Exercise – Only the lines from the one containing "Type out the text in this image." through the end of the data below should be copied, each exactly as written and with both ends kept.

(Data extracted from a collection)
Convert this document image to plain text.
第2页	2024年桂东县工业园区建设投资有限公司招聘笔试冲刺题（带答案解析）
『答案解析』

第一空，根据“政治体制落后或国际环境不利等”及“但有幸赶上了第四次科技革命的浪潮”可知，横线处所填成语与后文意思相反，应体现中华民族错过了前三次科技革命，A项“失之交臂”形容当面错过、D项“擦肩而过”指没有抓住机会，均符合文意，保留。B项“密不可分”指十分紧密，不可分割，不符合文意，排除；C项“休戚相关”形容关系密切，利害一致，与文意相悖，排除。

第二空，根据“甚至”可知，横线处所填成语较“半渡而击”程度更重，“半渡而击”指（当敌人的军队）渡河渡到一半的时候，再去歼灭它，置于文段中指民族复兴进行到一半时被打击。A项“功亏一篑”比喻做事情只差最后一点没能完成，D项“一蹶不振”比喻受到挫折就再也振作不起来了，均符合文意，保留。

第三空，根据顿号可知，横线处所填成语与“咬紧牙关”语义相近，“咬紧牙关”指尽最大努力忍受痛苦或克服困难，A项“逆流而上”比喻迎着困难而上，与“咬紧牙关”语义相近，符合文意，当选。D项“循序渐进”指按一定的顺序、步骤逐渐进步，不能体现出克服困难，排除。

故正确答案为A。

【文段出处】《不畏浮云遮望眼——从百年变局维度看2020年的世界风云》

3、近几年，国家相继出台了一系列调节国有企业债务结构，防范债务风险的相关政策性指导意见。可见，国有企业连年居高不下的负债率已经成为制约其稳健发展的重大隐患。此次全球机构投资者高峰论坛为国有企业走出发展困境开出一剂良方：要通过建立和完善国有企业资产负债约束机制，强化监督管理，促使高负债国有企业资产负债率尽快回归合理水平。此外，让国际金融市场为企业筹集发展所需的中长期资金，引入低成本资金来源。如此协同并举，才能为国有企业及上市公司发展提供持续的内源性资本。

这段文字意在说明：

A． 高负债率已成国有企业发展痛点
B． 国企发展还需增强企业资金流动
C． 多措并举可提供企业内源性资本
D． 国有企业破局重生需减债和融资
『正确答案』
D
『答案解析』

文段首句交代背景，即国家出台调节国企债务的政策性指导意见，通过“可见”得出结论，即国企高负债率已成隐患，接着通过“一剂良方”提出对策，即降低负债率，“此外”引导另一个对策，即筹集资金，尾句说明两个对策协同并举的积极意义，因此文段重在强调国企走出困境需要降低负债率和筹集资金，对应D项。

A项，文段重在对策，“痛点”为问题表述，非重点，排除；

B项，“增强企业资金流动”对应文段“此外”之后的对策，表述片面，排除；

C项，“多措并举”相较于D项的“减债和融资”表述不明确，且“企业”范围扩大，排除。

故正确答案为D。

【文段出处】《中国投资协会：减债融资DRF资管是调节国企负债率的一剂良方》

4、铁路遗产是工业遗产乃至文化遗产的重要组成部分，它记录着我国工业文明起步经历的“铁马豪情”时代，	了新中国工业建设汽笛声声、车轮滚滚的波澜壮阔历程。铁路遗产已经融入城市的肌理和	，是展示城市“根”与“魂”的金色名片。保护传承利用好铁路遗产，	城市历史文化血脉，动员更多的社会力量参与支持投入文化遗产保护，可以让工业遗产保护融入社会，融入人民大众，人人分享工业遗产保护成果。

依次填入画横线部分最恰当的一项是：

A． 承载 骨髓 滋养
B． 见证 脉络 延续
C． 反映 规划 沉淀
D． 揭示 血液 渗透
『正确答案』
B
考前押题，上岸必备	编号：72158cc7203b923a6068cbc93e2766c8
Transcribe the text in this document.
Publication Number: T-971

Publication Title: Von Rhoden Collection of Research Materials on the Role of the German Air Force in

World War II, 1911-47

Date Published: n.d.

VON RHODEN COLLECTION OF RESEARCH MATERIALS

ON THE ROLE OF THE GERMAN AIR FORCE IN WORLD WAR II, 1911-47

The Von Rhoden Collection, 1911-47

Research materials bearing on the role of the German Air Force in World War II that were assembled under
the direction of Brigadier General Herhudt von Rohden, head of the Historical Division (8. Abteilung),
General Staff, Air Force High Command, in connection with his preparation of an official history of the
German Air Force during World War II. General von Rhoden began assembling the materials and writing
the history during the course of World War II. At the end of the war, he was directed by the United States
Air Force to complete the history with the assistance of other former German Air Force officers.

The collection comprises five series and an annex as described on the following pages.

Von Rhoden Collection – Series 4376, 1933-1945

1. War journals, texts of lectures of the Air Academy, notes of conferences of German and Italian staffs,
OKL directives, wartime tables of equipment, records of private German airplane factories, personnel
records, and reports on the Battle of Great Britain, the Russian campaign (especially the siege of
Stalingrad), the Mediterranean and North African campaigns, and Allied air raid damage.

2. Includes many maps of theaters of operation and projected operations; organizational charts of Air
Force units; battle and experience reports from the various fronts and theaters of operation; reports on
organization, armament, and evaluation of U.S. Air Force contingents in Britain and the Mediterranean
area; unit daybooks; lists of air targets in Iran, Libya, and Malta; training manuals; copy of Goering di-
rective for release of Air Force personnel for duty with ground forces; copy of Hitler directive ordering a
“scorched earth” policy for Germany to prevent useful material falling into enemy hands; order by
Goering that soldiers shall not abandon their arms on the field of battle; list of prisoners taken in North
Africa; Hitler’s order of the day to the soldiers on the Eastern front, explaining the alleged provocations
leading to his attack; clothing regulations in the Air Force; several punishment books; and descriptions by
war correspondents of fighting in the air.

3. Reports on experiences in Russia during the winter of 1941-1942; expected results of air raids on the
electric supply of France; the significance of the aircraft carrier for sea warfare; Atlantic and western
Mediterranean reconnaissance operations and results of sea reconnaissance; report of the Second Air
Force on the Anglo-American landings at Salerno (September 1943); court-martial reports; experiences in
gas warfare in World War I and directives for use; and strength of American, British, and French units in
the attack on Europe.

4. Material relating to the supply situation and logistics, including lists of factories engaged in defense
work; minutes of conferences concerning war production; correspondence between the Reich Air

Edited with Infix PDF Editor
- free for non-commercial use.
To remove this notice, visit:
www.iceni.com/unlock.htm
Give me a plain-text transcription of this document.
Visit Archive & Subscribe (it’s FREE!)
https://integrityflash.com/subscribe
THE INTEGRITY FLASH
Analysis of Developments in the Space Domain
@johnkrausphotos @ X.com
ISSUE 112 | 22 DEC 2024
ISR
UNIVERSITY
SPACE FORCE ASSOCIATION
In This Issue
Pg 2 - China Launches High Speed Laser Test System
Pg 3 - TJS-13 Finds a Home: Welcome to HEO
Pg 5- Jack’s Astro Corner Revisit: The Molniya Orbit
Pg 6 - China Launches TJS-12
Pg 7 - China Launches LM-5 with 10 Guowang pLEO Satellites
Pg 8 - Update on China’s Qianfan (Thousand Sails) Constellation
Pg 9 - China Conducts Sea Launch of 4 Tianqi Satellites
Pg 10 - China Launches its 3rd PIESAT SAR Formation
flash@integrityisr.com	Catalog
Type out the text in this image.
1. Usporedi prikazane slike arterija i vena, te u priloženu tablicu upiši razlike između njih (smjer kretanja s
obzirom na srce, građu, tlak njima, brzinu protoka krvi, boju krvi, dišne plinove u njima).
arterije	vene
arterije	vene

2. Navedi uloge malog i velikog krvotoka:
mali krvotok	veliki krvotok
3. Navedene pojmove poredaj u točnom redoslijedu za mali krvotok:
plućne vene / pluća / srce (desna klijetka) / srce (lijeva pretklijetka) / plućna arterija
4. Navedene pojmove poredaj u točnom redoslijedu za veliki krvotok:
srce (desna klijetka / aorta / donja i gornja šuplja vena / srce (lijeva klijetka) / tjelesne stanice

The solution –
Type out the text in this image.
1. Usporedi prikazane slike arterija i vena, te u priloženu tablicu upiši razlike između njih (smjer kretanja s
obzirom na srce, građu, tlak njima, brzinu protoka krvi, boju krvi, dišne plinove u njima).
arterije	vene
arterije	vene

2. Navedi uloge malog i velikog krvotoka:
mali krvotok	veliki krvotok
3. Navedene pojmove poredaj u točnom redoslijedu za mali krvotok:
plućne vene / pluća / srce (desna klijetka) / srce (lijeva pretklijetka) / plućna arterija
4. Navedene pojmove poredaj u točnom redoslijedu za veliki krvotok:
srce (desna klijetka / aorta / donja i gornja šuplja vena / srce (lijeva klijetka) / tjelesne stanice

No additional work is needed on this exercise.